[DESCRIPTION OF THE TASK]: Each entry needs to be restated exactly as written.

[DATA LISTING]:
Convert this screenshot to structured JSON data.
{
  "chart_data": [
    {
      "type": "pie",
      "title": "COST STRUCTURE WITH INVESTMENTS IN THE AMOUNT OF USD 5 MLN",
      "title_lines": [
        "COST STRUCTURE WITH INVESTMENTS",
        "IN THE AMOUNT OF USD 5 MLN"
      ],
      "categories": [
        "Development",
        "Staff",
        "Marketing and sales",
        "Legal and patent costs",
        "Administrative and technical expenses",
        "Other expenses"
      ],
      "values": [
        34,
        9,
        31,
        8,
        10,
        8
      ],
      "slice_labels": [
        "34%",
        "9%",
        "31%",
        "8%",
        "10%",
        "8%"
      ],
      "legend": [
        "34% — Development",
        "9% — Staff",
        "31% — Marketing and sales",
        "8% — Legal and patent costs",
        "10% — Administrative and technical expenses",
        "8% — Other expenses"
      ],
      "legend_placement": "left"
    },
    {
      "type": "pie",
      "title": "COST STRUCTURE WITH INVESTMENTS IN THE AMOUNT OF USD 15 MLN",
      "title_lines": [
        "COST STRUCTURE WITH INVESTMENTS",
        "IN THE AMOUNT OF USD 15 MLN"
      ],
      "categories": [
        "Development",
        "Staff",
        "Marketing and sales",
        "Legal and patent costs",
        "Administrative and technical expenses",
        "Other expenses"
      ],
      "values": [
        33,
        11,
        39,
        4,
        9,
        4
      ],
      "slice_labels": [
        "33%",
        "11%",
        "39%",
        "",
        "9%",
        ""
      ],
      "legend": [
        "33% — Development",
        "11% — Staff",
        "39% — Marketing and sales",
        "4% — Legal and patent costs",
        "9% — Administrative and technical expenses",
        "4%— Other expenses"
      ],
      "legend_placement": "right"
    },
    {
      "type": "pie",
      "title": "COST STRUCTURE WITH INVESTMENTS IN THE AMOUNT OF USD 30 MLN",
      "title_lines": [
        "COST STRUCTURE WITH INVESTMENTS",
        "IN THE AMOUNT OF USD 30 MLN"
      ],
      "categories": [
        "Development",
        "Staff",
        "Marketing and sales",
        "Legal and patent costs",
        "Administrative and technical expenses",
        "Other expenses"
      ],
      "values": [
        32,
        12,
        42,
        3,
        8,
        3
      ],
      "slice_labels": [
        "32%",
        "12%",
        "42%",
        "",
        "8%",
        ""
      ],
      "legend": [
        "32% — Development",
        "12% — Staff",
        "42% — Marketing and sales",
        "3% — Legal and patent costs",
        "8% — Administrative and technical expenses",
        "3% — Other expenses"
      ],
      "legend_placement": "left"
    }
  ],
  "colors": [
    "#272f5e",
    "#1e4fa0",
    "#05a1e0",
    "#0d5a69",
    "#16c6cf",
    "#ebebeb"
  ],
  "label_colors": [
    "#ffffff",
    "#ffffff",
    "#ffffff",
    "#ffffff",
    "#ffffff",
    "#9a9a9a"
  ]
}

[EXPECTED ANSWER]:
Convert this screenshot to structured JSON data.
{
  "chart_data": [
    {
      "type": "pie",
      "title": "COST STRUCTURE WITH INVESTMENTS IN THE AMOUNT OF USD 5 MLN",
      "title_lines": [
        "COST STRUCTURE WITH INVESTMENTS",
        "IN THE AMOUNT OF USD 5 MLN"
      ],
      "categories": [
        "Development",
        "Staff",
        "Marketing and sales",
        "Legal and patent costs",
        "Administrative and technical expenses",
        "Other expenses"
      ],
      "values": [
        34,
        9,
        31,
        8,
        10,
        8
      ],
      "slice_labels": [
        "34%",
        "9%",
        "31%",
        "8%",
        "10%",
        "8%"
      ],
      "legend": [
        "34% — Development",
        "9% — Staff",
        "31% — Marketing and sales",
        "8% — Legal and patent costs",
        "10% — Administrative and technical expenses",
        "8% — Other expenses"
      ],
      "legend_placement": "left"
    },
    {
      "type": "pie",
      "title": "COST STRUCTURE WITH INVESTMENTS IN THE AMOUNT OF USD 15 MLN",
      "title_lines": [
        "COST STRUCTURE WITH INVESTMENTS",
        "IN THE AMOUNT OF USD 15 MLN"
      ],
      "categories": [
        "Development",
        "Staff",
        "Marketing and sales",
        "Legal and patent costs",
        "Administrative and technical expenses",
        "Other expenses"
      ],
      "values": [
        33,
        11,
        39,
        4,
        9,
        4
      ],
      "slice_labels": [
        "33%",
        "11%",
        "39%",
        "",
        "9%",
        ""
      ],
      "legend": [
        "33% — Development",
        "11% — Staff",
        "39% — Marketing and sales",
        "4% — Legal and patent costs",
        "9% — Administrative and technical expenses",
        "4%— Other expenses"
      ],
      "legend_placement": "right"
    },
    {
      "type": "pie",
      "title": "COST STRUCTURE WITH INVESTMENTS IN THE AMOUNT OF USD 30 MLN",
      "title_lines": [
        "COST STRUCTURE WITH INVESTMENTS",
        "IN THE AMOUNT OF USD 30 MLN"
      ],
      "categories": [
        "Development",
        "Staff",
        "Marketing and sales",
        "Legal and patent costs",
        "Administrative and technical expenses",
        "Other expenses"
      ],
      "values": [
        32,
        12,
        42,
        3,
        8,
        3
      ],
      "slice_labels": [
        "32%",
        "12%",
        "42%",
        "",
        "8%",
        ""
      ],
      "legend": [
        "32% — Development",
        "12% — Staff",
        "42% — Marketing and sales",
        "3% — Legal and patent costs",
        "8% — Administrative and technical expenses",
        "3% — Other expenses"
      ],
      "legend_placement": "left"
    }
  ],
  "colors": [
    "#272f5e",
    "#1e4fa0",
    "#05a1e0",
    "#0d5a69",
    "#16c6cf",
    "#ebebeb"
  ],
  "label_colors": [
    "#ffffff",
    "#ffffff",
    "#ffffff",
    "#ffffff",
    "#ffffff",
    "#9a9a9a"
  ]
}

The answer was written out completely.